Travail demandé:
a) Pour chacune des affirmations suivantes, dites si elle concorde avec le texte fourni, en justifiant par les mots décisifs du texte cités à l'identique : (i) l'Ermitage Marie-du-Saint-Esprit est inauguré en 1955 ; (ii) le nombre de novices allait en diminuant ; (iii) les jeunes filles portaient des costumes rouges.
b) D'après le texte fourni, quelle fête célébrait-on avec le cortège de chars allégoriques dans le bocage ?
c) Veuillez reproduire, tel quel, le passage du texte fourni qui s'ouvre sur les mots contenant « Le nombre de novices » et se ferme sur « de la pluie. ».

Texte fourni:
=-=-=

Il y avait aussi ces moments spéciaux qui ajoutaient couleur à l’habituel : les reposoirs de la Fête-Dieu, les processions en l’honneur de la sainte Vierge le premier dimanche du mois, le cortège de chars allégoriques dans le bocage pour fêter la Saint Jean-Baptiste, et puis les fêtes, les séances, les récréations, les « Vive Jésus! » en 1959 les chroniques nous parlent même d’un premier pique-nique à la « pointe ». J’en ai entendu des rires et des chants mais aussi des pleurs et des soupirs… C’est qu’elles étaient bien vivantes ces belles jeunes filles et si belles dans leurs costumes blanc et bleu. Ce que j’ai aimé les voir se promener sur le chemin, s’arrêtant bien entendu juste avant d’arriver chez nos voisins les PMÉ.

Le nombre de novices et de postulantes allait croissant et le nombre de professes allait aussi vieillissant. Il fallait déjà y songer. En 1955 est inauguré l’Ermitage Marie-du-Saint-Esprit et installation de la véranda sur le toit, avec une structure protégeant du soleil et de la pluie.

=-=-=

Liste fournie:
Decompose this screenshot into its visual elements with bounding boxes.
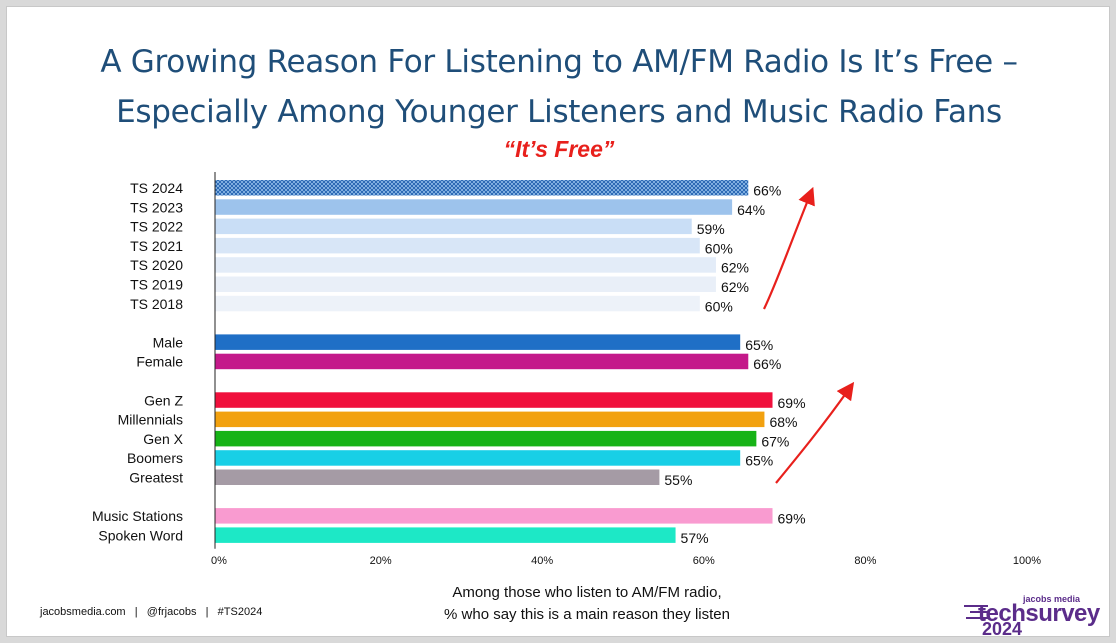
category-label: TS 2022 (130, 219, 183, 235)
category-label: Greatest (129, 470, 183, 486)
data-label: 68% (769, 414, 797, 430)
slide: A Growing Reason For Listening to AM/FM … (6, 6, 1111, 640)
x-axis-label-line-1: Among those who listen to AM/FM radio, (452, 584, 722, 601)
bar (215, 237, 700, 254)
bar (215, 257, 716, 273)
bar-chart: TS 2024 66% TS 2023 64% TS 2022 59% TS 2021 60%… (92, 172, 1041, 567)
bar (215, 218, 692, 235)
bar (215, 450, 741, 466)
category-label: TS 2024 (130, 180, 183, 196)
x-axis-label: Among those who listen to AM/FM radio, %… (337, 582, 837, 626)
x-axis-label-line-2: % who say this is a main reason they lis… (444, 606, 730, 623)
logo-year-text: 2024 (982, 619, 1023, 639)
bar (215, 276, 716, 292)
category-label: TS 2023 (130, 199, 183, 215)
data-label: 65% (745, 337, 773, 353)
category-label: Gen Z (144, 392, 183, 408)
data-label: 65% (745, 453, 773, 469)
bar (215, 508, 773, 524)
category-label: Millennials (118, 412, 183, 428)
category-label: Spoken Word (98, 527, 183, 543)
data-label: 66% (753, 356, 781, 372)
bar (215, 180, 749, 196)
trend-arrow-ts-icon (763, 186, 815, 310)
category-label: Gen X (143, 431, 183, 447)
title-line-2: Especially Among Younger Listeners and M… (116, 94, 1002, 130)
logo-speed-lines-icon (964, 605, 988, 619)
data-label: 62% (721, 279, 749, 295)
data-label: 60% (705, 240, 733, 256)
bar (215, 430, 757, 447)
data-label: 69% (778, 511, 806, 527)
data-label: 67% (761, 433, 789, 449)
x-tick-label: 20% (370, 555, 392, 567)
bar (215, 469, 660, 485)
logo-small-text: jacobs media (1022, 594, 1080, 604)
data-label: 57% (681, 530, 709, 546)
techsurvey-logo: jacobs media techsurvey 2024 (962, 592, 1102, 640)
category-label: TS 2021 (130, 238, 183, 254)
bar (215, 392, 773, 408)
category-label: TS 2020 (130, 257, 183, 273)
x-tick-label: 0% (211, 555, 227, 567)
bar (215, 411, 765, 428)
category-label: TS 2019 (130, 277, 183, 293)
data-label: 69% (778, 395, 806, 411)
x-tick-label: 40% (531, 555, 553, 567)
data-label: 59% (697, 221, 725, 237)
chart-subtitle: “It’s Free” (503, 136, 615, 162)
category-label: Female (136, 354, 183, 370)
bar (215, 527, 676, 543)
bar (215, 334, 741, 350)
trend-arrow-generations-icon (775, 381, 855, 484)
x-tick-label: 80% (854, 555, 876, 567)
title-line-1: A Growing Reason For Listening to AM/FM … (100, 44, 1018, 80)
data-label: 55% (664, 472, 692, 488)
data-label: 62% (721, 260, 749, 276)
category-label: Male (153, 334, 184, 350)
logo-main-text: techsurvey (978, 600, 1100, 627)
category-label: Boomers (127, 450, 183, 466)
data-label: 64% (737, 202, 765, 218)
x-tick-label: 100% (1013, 555, 1041, 567)
data-label: 66% (753, 183, 781, 199)
bar (215, 295, 700, 312)
category-label: Music Stations (92, 508, 183, 524)
x-tick-label: 60% (693, 555, 715, 567)
bar (215, 353, 749, 370)
data-label: 60% (705, 298, 733, 314)
bar (215, 199, 733, 215)
category-label: TS 2018 (130, 296, 183, 312)
footer-text: jacobsmedia.com | @frjacobs | #TS2024 (40, 606, 263, 618)
chart-title: A Growing Reason For Listening to AM/FM … (7, 37, 1111, 137)
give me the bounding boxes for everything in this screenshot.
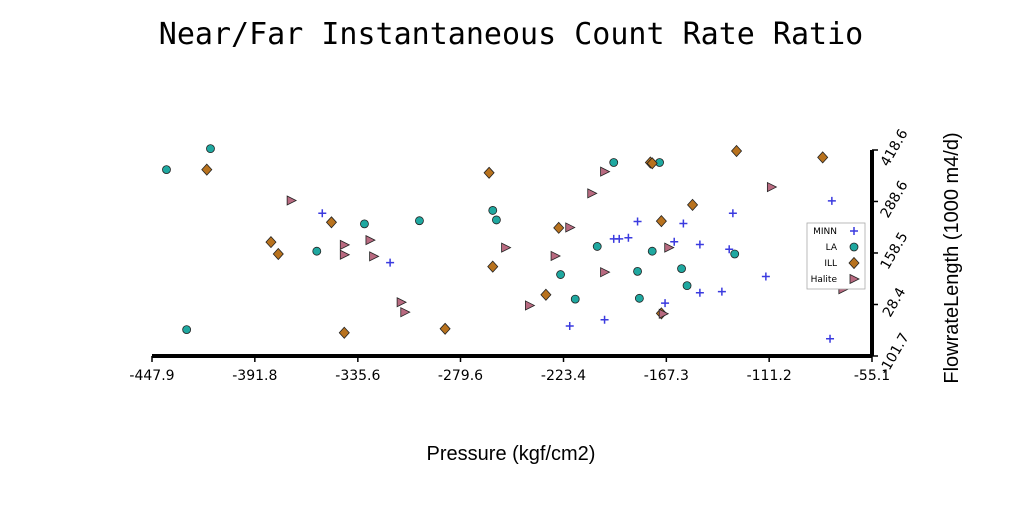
data-point bbox=[828, 197, 836, 205]
data-point bbox=[679, 219, 687, 227]
data-point bbox=[593, 242, 601, 250]
data-point bbox=[266, 237, 276, 248]
axes: -447.9 -391.8 -335.6 -279.6 -223.4 -167.3 -111… bbox=[129, 127, 912, 384]
data-point bbox=[656, 216, 666, 227]
x-tick-label: -391.8 bbox=[232, 368, 277, 384]
x-axis-label: Pressure (kgf/cm2) bbox=[427, 443, 596, 465]
chart-title: Near/Far Instantaneous Count Rate Ratio bbox=[159, 17, 863, 52]
data-point bbox=[339, 327, 349, 338]
data-point bbox=[557, 271, 565, 279]
data-point bbox=[206, 145, 214, 153]
data-point bbox=[634, 218, 642, 226]
data-point bbox=[386, 259, 394, 267]
data-point bbox=[401, 308, 410, 317]
legend: MINN LA ILL Halite bbox=[807, 223, 865, 289]
data-point bbox=[718, 288, 726, 296]
data-point bbox=[588, 189, 597, 198]
legend-label: Halite bbox=[811, 275, 838, 285]
legend-label: ILL bbox=[824, 259, 837, 269]
data-point bbox=[571, 295, 579, 303]
y-tick-label: 158.5 bbox=[878, 230, 912, 273]
series-minn bbox=[318, 197, 836, 343]
x-tick-label: -335.6 bbox=[335, 368, 380, 384]
legend-label: MINN bbox=[813, 227, 837, 237]
data-point bbox=[732, 146, 742, 157]
data-point bbox=[731, 250, 739, 258]
series-la bbox=[162, 145, 738, 334]
data-point bbox=[615, 235, 623, 243]
data-point bbox=[415, 217, 423, 225]
data-point bbox=[287, 196, 296, 205]
data-point bbox=[326, 217, 336, 228]
data-point bbox=[541, 289, 551, 300]
data-point bbox=[696, 240, 704, 248]
series-halite bbox=[287, 167, 848, 318]
x-tick-label: -167.3 bbox=[644, 368, 689, 384]
data-point bbox=[601, 268, 610, 277]
data-point bbox=[397, 298, 406, 307]
data-point bbox=[318, 209, 326, 217]
x-tick-label: -111.2 bbox=[747, 368, 792, 384]
data-point bbox=[202, 164, 212, 175]
data-point bbox=[661, 299, 669, 307]
data-point bbox=[670, 238, 678, 246]
data-point bbox=[551, 251, 560, 260]
data-point bbox=[162, 166, 170, 174]
x-tick-label: -447.9 bbox=[129, 368, 174, 384]
data-point bbox=[818, 152, 828, 163]
x-tick-label: -279.6 bbox=[438, 368, 483, 384]
data-point bbox=[502, 243, 511, 252]
data-point bbox=[665, 243, 674, 252]
data-point bbox=[525, 301, 534, 310]
data-point bbox=[340, 240, 349, 249]
data-point bbox=[688, 199, 698, 210]
data-point bbox=[183, 326, 191, 334]
data-point bbox=[554, 222, 564, 233]
data-point bbox=[488, 261, 498, 272]
data-point bbox=[762, 273, 770, 281]
data-point bbox=[492, 216, 500, 224]
data-point bbox=[566, 322, 574, 330]
data-point bbox=[826, 335, 834, 343]
data-point bbox=[648, 247, 656, 255]
series-ill bbox=[202, 146, 828, 339]
data-point bbox=[440, 323, 450, 334]
legend-label: LA bbox=[826, 243, 838, 253]
y-tick-label: 28.4 bbox=[880, 285, 909, 320]
y-tick-label: 418.6 bbox=[878, 127, 912, 170]
data-point bbox=[489, 206, 497, 214]
y-tick-label: 288.6 bbox=[878, 178, 912, 221]
data-point bbox=[683, 282, 691, 290]
data-point bbox=[360, 220, 368, 228]
data-point bbox=[635, 294, 643, 302]
data-point bbox=[624, 234, 632, 242]
data-point bbox=[634, 267, 642, 275]
x-tick-label: -223.4 bbox=[541, 368, 586, 384]
plot-area bbox=[162, 145, 847, 343]
data-point bbox=[678, 265, 686, 273]
data-point bbox=[601, 167, 610, 176]
legend-marker bbox=[850, 243, 858, 251]
y-tick-label: -101.7 bbox=[876, 330, 912, 377]
data-point bbox=[566, 223, 575, 232]
y-axis-label: FlowrateLength (1000 m4/d) bbox=[941, 132, 963, 383]
data-point bbox=[767, 183, 776, 192]
data-point bbox=[273, 248, 283, 259]
data-point bbox=[313, 247, 321, 255]
data-point bbox=[601, 316, 609, 324]
data-point bbox=[610, 159, 618, 167]
data-point bbox=[366, 236, 375, 245]
data-point bbox=[729, 209, 737, 217]
data-point bbox=[340, 250, 349, 259]
data-point bbox=[370, 252, 379, 261]
data-point bbox=[484, 167, 494, 178]
data-point bbox=[696, 289, 704, 297]
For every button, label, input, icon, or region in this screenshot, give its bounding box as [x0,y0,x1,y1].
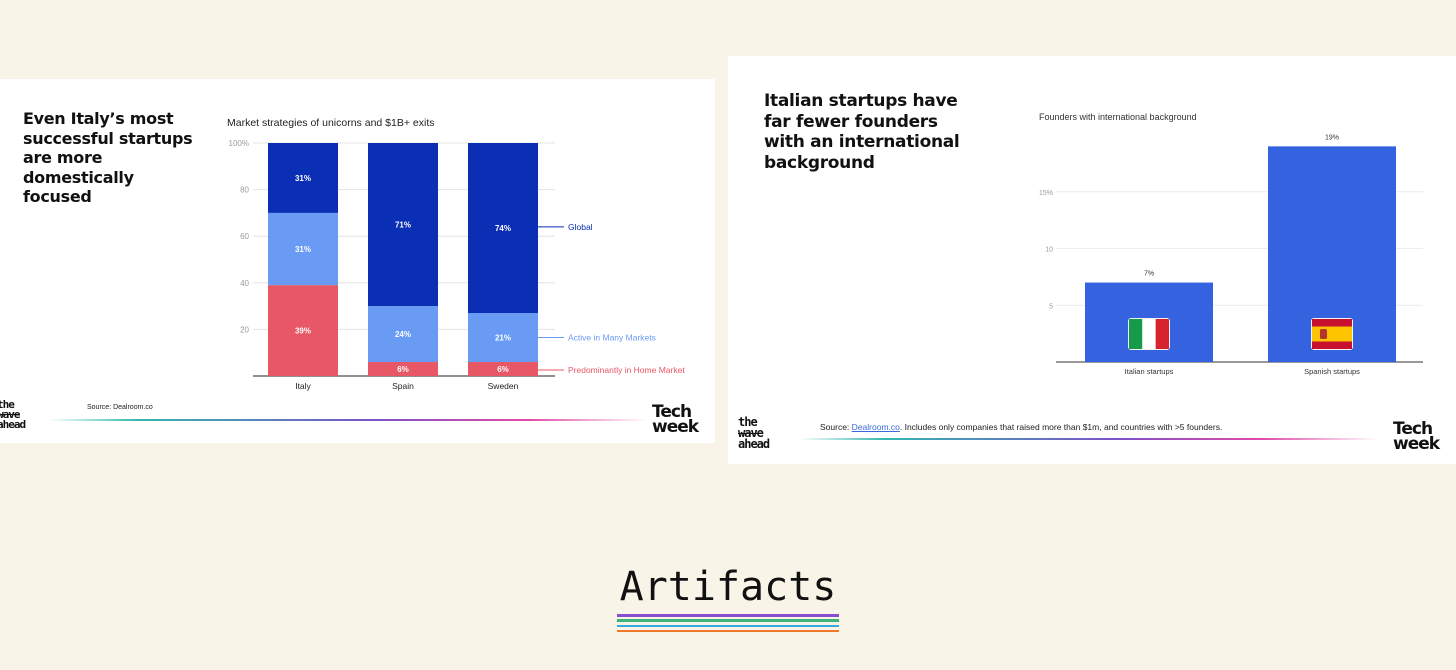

=-=-=

Réponses aux tâches:
a)
(i) Oui : « En 1955 est inauguré l’Ermitage Marie-du-Saint-Esprit »
(ii) Non : « Le nombre de novices et de postulantes allait croissant »
(iii) Non : « si belles dans leurs costumes blanc et bleu »

b) La Saint Jean-Baptiste.

c)
Le nombre de novices et de postulantes allait croissant et le nombre de professes allait aussi vieillissant. Il fallait déjà y songer. En 1955 est inauguré l’Ermitage Marie-du-Saint-Esprit et installation de la véranda sur le toit, avec une structure protégeant du soleil et de la pluie.